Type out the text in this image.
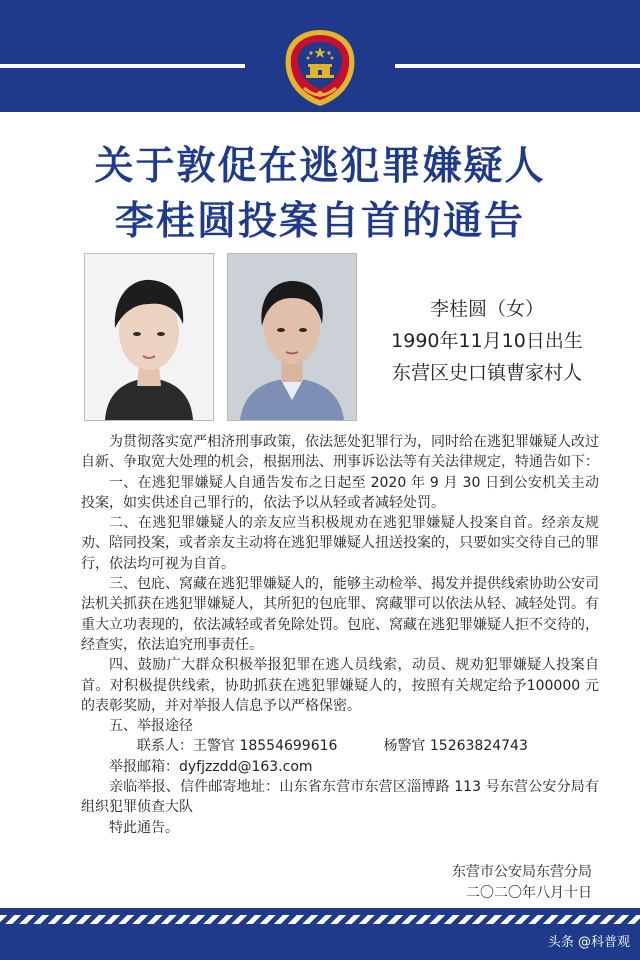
关于敦促在逃犯罪嫌疑人
李桂圆投案自首的通告
李桂圆（女）
1990年11月10日出生
东营区史口镇曹家村人

为贯彻落实宽严相济刑事政策，依法惩处犯罪行为，同时给在逃犯罪嫌疑人改过自新、争取宽大处理的机会，根据刑法、刑事诉讼法等有关法律规定，特通告如下：

一、在逃犯罪嫌疑人自通告发布之日起至 2020 年 9 月 30 日到公安机关主动投案，如实供述自己罪行的，依法予以从轻或者减轻处罚。

二、在逃犯罪嫌疑人的亲友应当积极规劝在逃犯罪嫌疑人投案自首。经亲友规劝、陪同投案，或者亲友主动将在逃犯罪嫌疑人扭送投案的，只要如实交待自己的罪行，依法均可视为自首。

三、包庇、窝藏在逃犯罪嫌疑人的，能够主动检举、揭发并提供线索协助公安司法机关抓获在逃犯罪嫌疑人，其所犯的包庇罪、窝藏罪可以依法从轻、减轻处罚。有重大立功表现的，依法减轻或者免除处罚。包庇、窝藏在逃犯罪嫌疑人拒不交待的，经查实，依法追究刑事责任。

四、鼓励广大群众积极举报犯罪在逃人员线索，动员、规劝犯罪嫌疑人投案自首。对积极提供线索，协助抓获在逃犯罪嫌疑人的，按照有关规定给予100000 元的表彰奖励，并对举报人信息予以严格保密。

五、举报途径

联系人：王警官 18554699616	杨警官 15263824743

举报邮箱：dyfjzzdd@163.com

亲临举报、信件邮寄地址：山东省东营市东营区淄博路 113 号东营公安分局有组织犯罪侦查大队

特此通告。

东营市公安局东营分局
二〇二〇年八月十日
头条 @科普观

= = =

Repeat the listing above exactly, with no pictures.

Type out the text in this image.
关于敦促在逃犯罪嫌疑人
李桂圆投案自首的通告
李桂圆（女）
1990年11月10日出生
东营区史口镇曹家村人

为贯彻落实宽严相济刑事政策，依法惩处犯罪行为，同时给在逃犯罪嫌疑人改过自新、争取宽大处理的机会，根据刑法、刑事诉讼法等有关法律规定，特通告如下：

一、在逃犯罪嫌疑人自通告发布之日起至 2020 年 9 月 30 日到公安机关主动投案，如实供述自己罪行的，依法予以从轻或者减轻处罚。

二、在逃犯罪嫌疑人的亲友应当积极规劝在逃犯罪嫌疑人投案自首。经亲友规劝、陪同投案，或者亲友主动将在逃犯罪嫌疑人扭送投案的，只要如实交待自己的罪行，依法均可视为自首。

三、包庇、窝藏在逃犯罪嫌疑人的，能够主动检举、揭发并提供线索协助公安司法机关抓获在逃犯罪嫌疑人，其所犯的包庇罪、窝藏罪可以依法从轻、减轻处罚。有重大立功表现的，依法减轻或者免除处罚。包庇、窝藏在逃犯罪嫌疑人拒不交待的，经查实，依法追究刑事责任。

四、鼓励广大群众积极举报犯罪在逃人员线索，动员、规劝犯罪嫌疑人投案自首。对积极提供线索，协助抓获在逃犯罪嫌疑人的，按照有关规定给予100000 元的表彰奖励，并对举报人信息予以严格保密。

五、举报途径

联系人：王警官 18554699616	杨警官 15263824743

举报邮箱：dyfjzzdd@163.com

亲临举报、信件邮寄地址：山东省东营市东营区淄博路 113 号东营公安分局有组织犯罪侦查大队

特此通告。

东营市公安局东营分局
二〇二〇年八月十日
头条 @科普观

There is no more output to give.